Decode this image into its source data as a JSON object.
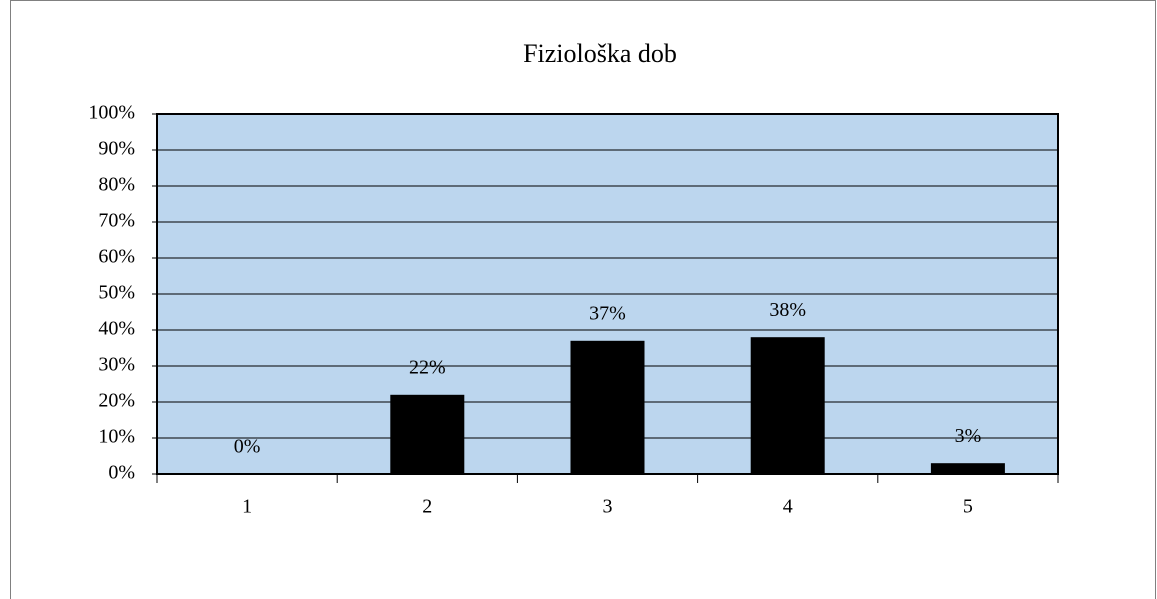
{
  "chart_data": {
    "type": "bar",
    "title": "Fiziološka dob",
    "categories": [
      "1",
      "2",
      "3",
      "4",
      "5"
    ],
    "values": [
      0,
      22,
      37,
      38,
      3
    ],
    "value_labels": [
      "0%",
      "22%",
      "37%",
      "38%",
      "3%"
    ],
    "color": "#000000",
    "ylim": [
      0,
      100
    ],
    "yticks": [
      {
        "value": 0,
        "label": "0%"
      },
      {
        "value": 10,
        "label": "10%"
      },
      {
        "value": 20,
        "label": "20%"
      },
      {
        "value": 30,
        "label": "30%"
      },
      {
        "value": 40,
        "label": "40%"
      },
      {
        "value": 50,
        "label": "50%"
      },
      {
        "value": 60,
        "label": "60%"
      },
      {
        "value": 70,
        "label": "70%"
      },
      {
        "value": 80,
        "label": "80%"
      },
      {
        "value": 90,
        "label": "90%"
      },
      {
        "value": 100,
        "label": "100%"
      }
    ],
    "grid": true
  }
}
::::::::
*Exercise requirements*: Quote all of the entries word for word, omitting any pictures.

*Exercise response*:
Decode this image into its source data as a JSON object.
{
  "chart_data": {
    "type": "bar",
    "title": "Fiziološka dob",
    "categories": [
      "1",
      "2",
      "3",
      "4",
      "5"
    ],
    "values": [
      0,
      22,
      37,
      38,
      3
    ],
    "value_labels": [
      "0%",
      "22%",
      "37%",
      "38%",
      "3%"
    ],
    "color": "#000000",
    "ylim": [
      0,
      100
    ],
    "yticks": [
      {
        "value": 0,
        "label": "0%"
      },
      {
        "value": 10,
        "label": "10%"
      },
      {
        "value": 20,
        "label": "20%"
      },
      {
        "value": 30,
        "label": "30%"
      },
      {
        "value": 40,
        "label": "40%"
      },
      {
        "value": 50,
        "label": "50%"
      },
      {
        "value": 60,
        "label": "60%"
      },
      {
        "value": 70,
        "label": "70%"
      },
      {
        "value": 80,
        "label": "80%"
      },
      {
        "value": 90,
        "label": "90%"
      },
      {
        "value": 100,
        "label": "100%"
      }
    ],
    "grid": true
  }
}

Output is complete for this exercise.